> _Trecho citado_
──────────────────────────────
6 indicações ao Oscar: Melhor Filme, Diretor (Alfred Hitchcock), Ator Coadjuvante (Michael Chekhov), Fotografia em P&B, Trilha Sonora Original (Drama ou Comédia), Efeitos Visuais
Vencedor do Oscar de Melhor Trilha Sonora Original (Drama ou Comédia) 

Poderia esperar-se tudo de um filme que reunisse a maestria técnica de Alfred Hitchcock, o surrealismo consagrado de Salvador Dali e as ainda revolucionárias ideias de Sigmund Freud. Mas "Quando fala o coração", o projeto que conseguiu tal proeza acabou por não assumir a importância devida na filmografia do mestre do suspense. Soterrado sob obras-primas incontestáveis como "Um corpo que cai", "Janela indiscreta" e "Psicose" - entre vários outros, ao gosto do freguês - o longa que misturou no mesmo pacote suspense, psicanálise e Ingrid Bergman acabou ficando marcado principalmente pela breve sequência imaginada por Dali, uma ideia de Hitchcock acatada pelo produtor David O. Selznick mais pelas possibilidades comerciais de tal encontro do que exatamente pela coragem de experimentação.

Levemente inspirado no romance "The house of Dr. Edwardes", de Frances Beeding - uma obra muito mais radical em termos de mergulho na loucura - "Quando fala o coração" surgiu basicamente da ideia de Hitchcock em flertar com a psicanálise, um assunto ainda pouco abordado pelo cinema. Com os direitos do livro comprados por 40 mil dólares e um elenco formado por escolhas que não eram as originais - Gregory Peck no lugar de Joseph Cotten e Cary Grant, e Ingrid Bergman substituindo Dorothy McGuire e até uma Greta Garbo não convencida pelo cineasta a abandonar sua precoce aposentadoria - o filme acabou por decepcionar muita gente. Hitchcock o considerava apenas "mais uma história sobre a caçada a um homem, mas dessa vez envolvida em psicanálise". O fotógrafo William Cameron Menzies, responsável pelas cenas criadas por Salvador Dali, pediu que seu nome fosse retirado dos créditos por não ter ficado satisfeito com o resultado final. O diretor não se contentou com a atuação de Gregory Peck - que por sua vez não se enquadrava com os métodos do cineasta, que ia de encontro à sua forma de construção de cada cena. E, não bastasse tudo isso, até mesmo o produtor Selznick teve sua cota de desgosto, implicando com a trilha sonora de Miklós Rozsa - que, por ironia, ganhou o Oscar da categoria, batendo a si mesmo pela partitura de "Farrapo humano" (que ele preferia).


Abrindo seu filme com uma citação de Shakespeare - "A culpa não está em nossas estrelas, mas em nós mesmos", de "Júlio César" - Hitchcock volta a utilizar uma história de amor como base para uma trama de suspense. É o amor que move a dra. Constance Peters (Ingrid Bergman) - psicanalista dedicada - quando ela descobre que o novo diretor do hospital psiquiátrico no qual trabalha, o misterioso dr. Edwardes (Gregory Peck), não é quem diz ser. Amnésico, ele assumiu a identidade do médico e passa a acreditar que o matou. Apaixonada, Constance junta-se a ele na busca pela verdade, e para isso, faz uso de seu conhecimento de psicanálise, assim como da ajuda de um antigo professor (Michael Chekhov, indicado ao Oscar de ator coadjuvante). Seu objetivo, além de descobrir quem é de verdade o homem que ama e os motivos de seu trauma, é desvendar o desaparecimento e a morte do verdadeiro diretor do hospital.
──────────────────────────────
> _A tarefa_
Transcreva, por favor, da resenha sobre o filme acima o trecho que vai de "6 indicações ao" até "Melhor Trilha Sonora Original (Drama ou Comédia)".
──────────────────────────────
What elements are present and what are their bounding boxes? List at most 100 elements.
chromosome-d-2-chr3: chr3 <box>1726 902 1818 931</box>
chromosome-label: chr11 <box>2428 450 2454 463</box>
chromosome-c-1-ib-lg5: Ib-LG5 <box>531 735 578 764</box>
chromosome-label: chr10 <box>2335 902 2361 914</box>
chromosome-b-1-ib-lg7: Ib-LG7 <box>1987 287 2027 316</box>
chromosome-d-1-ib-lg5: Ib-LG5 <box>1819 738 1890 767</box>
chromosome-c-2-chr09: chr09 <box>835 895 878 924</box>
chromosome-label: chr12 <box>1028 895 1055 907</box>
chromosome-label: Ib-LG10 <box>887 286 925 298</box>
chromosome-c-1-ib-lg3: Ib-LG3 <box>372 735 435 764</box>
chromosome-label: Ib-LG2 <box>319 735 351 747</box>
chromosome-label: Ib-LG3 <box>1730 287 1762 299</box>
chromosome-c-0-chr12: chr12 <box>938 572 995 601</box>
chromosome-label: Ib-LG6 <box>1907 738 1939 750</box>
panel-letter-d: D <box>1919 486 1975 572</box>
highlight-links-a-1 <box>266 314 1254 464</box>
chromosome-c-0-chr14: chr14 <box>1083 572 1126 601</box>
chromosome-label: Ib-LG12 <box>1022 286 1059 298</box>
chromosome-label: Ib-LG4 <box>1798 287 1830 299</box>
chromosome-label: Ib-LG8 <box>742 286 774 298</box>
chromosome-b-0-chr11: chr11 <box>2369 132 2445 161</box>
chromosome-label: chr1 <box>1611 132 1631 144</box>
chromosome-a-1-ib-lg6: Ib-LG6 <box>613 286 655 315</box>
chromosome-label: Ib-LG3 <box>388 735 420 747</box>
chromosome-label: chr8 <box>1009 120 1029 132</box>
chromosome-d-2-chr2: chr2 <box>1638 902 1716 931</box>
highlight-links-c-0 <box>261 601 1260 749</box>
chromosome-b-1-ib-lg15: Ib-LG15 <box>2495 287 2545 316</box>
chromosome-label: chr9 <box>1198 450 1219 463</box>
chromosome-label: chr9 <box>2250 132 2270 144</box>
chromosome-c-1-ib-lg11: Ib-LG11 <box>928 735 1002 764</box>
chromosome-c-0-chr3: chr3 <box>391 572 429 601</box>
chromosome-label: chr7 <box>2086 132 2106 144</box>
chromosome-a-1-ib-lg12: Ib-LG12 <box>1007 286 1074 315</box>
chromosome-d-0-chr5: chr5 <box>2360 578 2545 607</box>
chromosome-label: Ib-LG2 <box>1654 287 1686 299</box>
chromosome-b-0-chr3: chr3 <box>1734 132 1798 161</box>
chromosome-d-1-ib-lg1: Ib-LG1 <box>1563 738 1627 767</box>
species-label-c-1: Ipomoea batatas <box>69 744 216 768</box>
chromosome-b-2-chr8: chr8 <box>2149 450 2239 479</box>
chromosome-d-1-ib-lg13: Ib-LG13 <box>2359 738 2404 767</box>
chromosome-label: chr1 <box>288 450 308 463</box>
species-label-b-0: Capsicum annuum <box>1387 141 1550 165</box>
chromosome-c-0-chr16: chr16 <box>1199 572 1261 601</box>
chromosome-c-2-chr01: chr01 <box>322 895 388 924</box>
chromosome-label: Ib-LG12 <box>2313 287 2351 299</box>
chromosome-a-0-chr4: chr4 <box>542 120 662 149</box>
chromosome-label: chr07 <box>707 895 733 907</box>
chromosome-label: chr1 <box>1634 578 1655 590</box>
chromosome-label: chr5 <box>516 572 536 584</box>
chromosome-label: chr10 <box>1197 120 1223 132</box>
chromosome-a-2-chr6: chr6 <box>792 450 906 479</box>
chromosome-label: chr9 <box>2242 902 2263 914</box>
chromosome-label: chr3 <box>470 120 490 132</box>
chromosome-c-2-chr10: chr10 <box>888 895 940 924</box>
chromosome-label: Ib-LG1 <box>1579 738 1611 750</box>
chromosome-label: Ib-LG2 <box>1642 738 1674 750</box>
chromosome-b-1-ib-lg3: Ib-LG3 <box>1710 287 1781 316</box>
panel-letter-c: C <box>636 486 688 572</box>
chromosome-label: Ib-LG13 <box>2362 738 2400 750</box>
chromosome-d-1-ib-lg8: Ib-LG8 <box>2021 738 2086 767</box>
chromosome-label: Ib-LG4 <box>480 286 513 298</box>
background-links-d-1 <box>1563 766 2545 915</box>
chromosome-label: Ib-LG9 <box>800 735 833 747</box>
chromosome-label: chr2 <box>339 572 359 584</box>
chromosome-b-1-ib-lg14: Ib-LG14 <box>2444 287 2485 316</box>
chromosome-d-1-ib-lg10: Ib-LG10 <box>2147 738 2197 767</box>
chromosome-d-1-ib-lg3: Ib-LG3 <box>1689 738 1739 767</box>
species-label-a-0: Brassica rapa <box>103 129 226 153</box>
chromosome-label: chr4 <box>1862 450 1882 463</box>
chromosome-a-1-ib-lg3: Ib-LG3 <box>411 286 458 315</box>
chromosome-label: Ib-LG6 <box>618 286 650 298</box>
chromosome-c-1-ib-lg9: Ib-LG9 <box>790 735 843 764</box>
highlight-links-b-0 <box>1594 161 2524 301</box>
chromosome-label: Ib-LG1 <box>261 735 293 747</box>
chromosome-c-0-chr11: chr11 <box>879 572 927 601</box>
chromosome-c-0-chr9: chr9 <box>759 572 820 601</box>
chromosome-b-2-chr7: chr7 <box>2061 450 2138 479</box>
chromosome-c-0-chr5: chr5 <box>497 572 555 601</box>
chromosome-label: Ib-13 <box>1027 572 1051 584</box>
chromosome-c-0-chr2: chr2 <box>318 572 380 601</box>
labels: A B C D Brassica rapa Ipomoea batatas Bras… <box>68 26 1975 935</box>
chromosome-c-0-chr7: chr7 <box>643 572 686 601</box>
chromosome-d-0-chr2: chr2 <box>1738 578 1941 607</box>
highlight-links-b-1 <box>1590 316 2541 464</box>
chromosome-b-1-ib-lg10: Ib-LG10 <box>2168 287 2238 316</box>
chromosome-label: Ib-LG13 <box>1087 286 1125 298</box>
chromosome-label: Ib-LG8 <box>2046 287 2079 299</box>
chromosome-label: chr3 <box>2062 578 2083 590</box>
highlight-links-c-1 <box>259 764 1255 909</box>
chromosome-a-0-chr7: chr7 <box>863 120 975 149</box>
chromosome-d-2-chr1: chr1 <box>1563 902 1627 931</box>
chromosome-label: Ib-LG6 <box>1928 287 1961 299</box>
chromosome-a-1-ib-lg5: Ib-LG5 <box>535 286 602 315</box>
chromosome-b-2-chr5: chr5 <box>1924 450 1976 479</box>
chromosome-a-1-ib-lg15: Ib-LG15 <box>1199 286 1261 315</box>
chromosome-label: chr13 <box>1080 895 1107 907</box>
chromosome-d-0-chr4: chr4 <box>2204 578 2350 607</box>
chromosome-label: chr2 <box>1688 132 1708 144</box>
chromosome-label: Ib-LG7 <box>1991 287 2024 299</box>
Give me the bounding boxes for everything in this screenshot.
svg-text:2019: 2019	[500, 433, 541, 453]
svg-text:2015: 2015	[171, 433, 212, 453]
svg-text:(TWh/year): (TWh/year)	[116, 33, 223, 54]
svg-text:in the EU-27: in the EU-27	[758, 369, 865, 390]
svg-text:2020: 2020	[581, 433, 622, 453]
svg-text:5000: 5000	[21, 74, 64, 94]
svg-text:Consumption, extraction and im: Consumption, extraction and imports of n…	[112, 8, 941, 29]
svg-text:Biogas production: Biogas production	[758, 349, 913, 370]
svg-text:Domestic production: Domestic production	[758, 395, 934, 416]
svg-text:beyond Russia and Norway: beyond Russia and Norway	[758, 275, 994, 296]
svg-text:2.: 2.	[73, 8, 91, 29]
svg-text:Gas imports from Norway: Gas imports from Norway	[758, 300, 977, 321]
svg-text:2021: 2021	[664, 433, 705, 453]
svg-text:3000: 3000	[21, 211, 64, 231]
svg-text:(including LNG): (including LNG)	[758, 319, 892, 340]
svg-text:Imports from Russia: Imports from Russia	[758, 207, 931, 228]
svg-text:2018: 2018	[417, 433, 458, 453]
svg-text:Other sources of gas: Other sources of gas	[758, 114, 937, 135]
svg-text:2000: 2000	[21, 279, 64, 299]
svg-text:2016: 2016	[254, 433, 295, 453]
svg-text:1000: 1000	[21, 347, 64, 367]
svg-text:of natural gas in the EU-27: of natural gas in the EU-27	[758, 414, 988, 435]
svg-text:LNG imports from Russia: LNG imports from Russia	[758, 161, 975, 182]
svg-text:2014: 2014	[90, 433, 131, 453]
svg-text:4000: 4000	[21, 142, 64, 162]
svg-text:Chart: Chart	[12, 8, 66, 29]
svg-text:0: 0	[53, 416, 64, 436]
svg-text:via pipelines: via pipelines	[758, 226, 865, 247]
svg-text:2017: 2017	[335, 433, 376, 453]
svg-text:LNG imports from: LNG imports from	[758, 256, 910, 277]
──────────────────────────────
> _Solução do exercício_
6 indicações ao Oscar: Melhor Filme, Diretor (Alfred Hitchcock), Ator Coadjuvante (Michael Chekhov), Fotografia em P&B, Trilha Sonora Original (Drama ou Comédia), Efeitos Visuais
Vencedor do Oscar de Melhor Trilha Sonora Original (Drama ou Comédia)